» **SUPPLIED PASSAGE**:
It was, in fact, the neighbor's peacock.

Call here.
posted by mudpuppie at 12:09 PM on May 20, 2008

Thanks, everyone, for your ideas. I've talked to the DNR wildlife guys, and they tended to think bobcat, since there are a lot of them here and they're active now, though it's unusual to hear them during the day. I'll try to get a recording.

And regarding Bigfoot: We do have a local Bigfoot here, but on the other side of a big lake from me. He's been quiet for several years now. During his heyday his presence would first be announced by a pronounced musky smell. Then you'd see the tracks with deep nail marks. And then a few people would see the big guy himself and come back with hazy reports of long black fur and... the CLAWS! My god, the CLAWS!!! The most accepted theory was that he was some sort of escaped Asian bear, if he existed at all.
posted by PatoPata at 12:10 PM on May 20, 2008

I haven't heard anyone mention meth yet, but I have heard a guy on meth scream the same phrase over and over for hours. Maybe it is some 15-year-old appalachian meth addict hiding in the woods?
posted by mattbucher at 1:02 PM on May 20, 2008

I've heard (and seen) bobcats and mountain lions in the wild. Bobcats are waaaaaay louder than you'd possibly think they could be, and do sound decidedly humanish.

Mountain lion screams don't sound like Disney Movies. Those things scream like a heiress in a horror movie, and it carries for very, very, very long distances and you often can't even tell what direction it's coming from. Hearing one at night, alone, in the woods brings all kind of chills and worries, but it's also something of an honor (I think) to get to experience one of these majestic animals in the wild, on their terms.
posted by TomMelee at 1:07 PM on May 20, 2008

Pocupines. No really, pocupines. If they are injured or feel threatened they sound like a sick child crying out. It is the most horrible sound on earth outside of a sick child.
posted by Pollomacho at 1:34 PM on May 20, 2008

I vote bobcat, too. Remember the part in Little House on the Prairie when Pa thinks he hears a woman screaming over at his neighbor's house? He treks over there in the dead of night, and it's all quiet - then finds tracks the next day that indicate the "panther" was watching him from a tree the whole time.

I've heard raccoons scream - but to me, it's pretty high-pitched - didn't sound like a human.
posted by Liosliath at 2:13 PM on May 20, 2008

I've heard a screaming owl a few times (I live in Australia). It was the sort of scream a woman might make in surprised horror as the attacker grabs her from behind. The first time I heard it, I was a little freaked out. Worse yet it then proceeded to travel OVER the house - I had mental images of either witches or some flying monstrosity carrying away a victim (of course by then I knew it was a bird - I had heard of them, hadn't heard them though).

I also used to hear the `breathing owl', which liked to sit near my window as a kid and breath in the sort of ragged way an escaped axe murderer might. Scared me silly until EVENTUALLY someone else heard it and said `Oh, I think that's an owl'.

» **Structured page parsing data**:
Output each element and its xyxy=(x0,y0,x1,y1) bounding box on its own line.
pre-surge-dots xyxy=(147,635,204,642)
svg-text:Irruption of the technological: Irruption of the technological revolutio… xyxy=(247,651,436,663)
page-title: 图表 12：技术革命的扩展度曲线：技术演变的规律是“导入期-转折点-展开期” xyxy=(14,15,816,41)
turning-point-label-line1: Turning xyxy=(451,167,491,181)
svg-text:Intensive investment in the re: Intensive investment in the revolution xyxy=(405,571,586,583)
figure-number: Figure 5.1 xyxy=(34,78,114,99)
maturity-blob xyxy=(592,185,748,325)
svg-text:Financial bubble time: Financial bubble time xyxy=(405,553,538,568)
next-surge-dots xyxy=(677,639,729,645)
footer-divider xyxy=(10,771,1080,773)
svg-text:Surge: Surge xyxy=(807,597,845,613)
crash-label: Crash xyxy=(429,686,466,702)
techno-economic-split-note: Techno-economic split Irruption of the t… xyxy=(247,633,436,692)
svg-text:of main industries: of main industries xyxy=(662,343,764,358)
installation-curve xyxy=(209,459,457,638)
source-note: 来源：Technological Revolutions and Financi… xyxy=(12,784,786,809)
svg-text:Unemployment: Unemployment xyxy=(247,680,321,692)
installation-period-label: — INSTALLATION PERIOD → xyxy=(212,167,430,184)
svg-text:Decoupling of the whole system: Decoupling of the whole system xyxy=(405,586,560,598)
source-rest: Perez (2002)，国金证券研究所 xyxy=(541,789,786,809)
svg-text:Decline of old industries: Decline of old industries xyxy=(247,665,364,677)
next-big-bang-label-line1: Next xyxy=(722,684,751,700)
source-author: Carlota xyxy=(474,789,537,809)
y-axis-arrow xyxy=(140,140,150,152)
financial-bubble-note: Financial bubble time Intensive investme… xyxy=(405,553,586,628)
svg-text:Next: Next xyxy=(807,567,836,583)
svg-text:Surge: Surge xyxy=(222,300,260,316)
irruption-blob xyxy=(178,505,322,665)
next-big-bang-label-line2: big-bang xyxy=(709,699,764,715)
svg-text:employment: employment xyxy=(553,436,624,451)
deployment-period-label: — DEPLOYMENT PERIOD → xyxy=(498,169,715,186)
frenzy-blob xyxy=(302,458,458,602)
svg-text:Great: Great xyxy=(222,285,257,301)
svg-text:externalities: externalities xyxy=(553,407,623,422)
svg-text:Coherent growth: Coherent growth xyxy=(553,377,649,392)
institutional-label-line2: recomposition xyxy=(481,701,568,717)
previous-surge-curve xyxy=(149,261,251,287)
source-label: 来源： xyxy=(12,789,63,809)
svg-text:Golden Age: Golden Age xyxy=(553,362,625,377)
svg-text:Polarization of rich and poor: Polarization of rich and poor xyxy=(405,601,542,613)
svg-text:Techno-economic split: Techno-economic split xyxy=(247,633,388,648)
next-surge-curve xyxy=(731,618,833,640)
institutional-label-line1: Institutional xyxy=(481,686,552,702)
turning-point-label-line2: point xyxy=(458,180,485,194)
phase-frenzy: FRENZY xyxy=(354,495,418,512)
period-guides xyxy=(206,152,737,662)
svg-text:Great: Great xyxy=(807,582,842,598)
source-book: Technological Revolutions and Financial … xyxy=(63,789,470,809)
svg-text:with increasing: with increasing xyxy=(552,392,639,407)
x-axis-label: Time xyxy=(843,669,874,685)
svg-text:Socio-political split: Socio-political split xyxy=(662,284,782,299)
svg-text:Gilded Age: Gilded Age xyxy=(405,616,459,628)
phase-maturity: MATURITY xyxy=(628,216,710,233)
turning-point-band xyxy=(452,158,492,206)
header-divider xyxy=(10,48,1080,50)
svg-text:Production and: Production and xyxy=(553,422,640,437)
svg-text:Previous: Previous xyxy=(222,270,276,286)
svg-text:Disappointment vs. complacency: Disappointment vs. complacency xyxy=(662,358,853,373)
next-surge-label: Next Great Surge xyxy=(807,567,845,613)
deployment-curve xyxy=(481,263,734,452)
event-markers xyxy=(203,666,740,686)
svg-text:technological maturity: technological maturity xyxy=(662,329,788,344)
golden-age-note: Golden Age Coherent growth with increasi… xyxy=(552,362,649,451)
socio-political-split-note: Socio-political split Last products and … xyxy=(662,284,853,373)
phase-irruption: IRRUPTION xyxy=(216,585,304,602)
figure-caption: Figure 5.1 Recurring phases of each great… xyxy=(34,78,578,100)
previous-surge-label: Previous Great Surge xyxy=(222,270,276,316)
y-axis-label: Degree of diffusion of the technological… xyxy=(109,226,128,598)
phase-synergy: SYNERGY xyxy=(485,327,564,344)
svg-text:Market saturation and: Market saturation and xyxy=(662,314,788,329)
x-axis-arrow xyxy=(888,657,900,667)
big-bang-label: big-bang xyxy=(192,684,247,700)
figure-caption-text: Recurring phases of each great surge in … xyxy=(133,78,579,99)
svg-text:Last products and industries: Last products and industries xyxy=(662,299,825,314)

» **WHAT TO WORK ON**:
a: Reproduce the stretch of the screaming-animals discussion from "posted by Liosliath" through "heard them though).".
b: In the screaming-animals discussion, what did the DNR wildlife officials tend to think was making the sound?

» **TASK-BY-TASK OUTPUTS**:
a:
posted by Liosliath at 2:13 PM on May 20, 2008

I've heard a screaming owl a few times (I live in Australia). It was the sort of scream a woman might make in surprised horror as the attacker grabs her from behind. The first time I heard it, I was a little freaked out. Worse yet it then proceeded to travel OVER the house - I had mental images of either witches or some flying monstrosity carrying away a victim (of course by then I knew it was a bird - I had heard of them, hadn't heard them though).

b: A bobcat.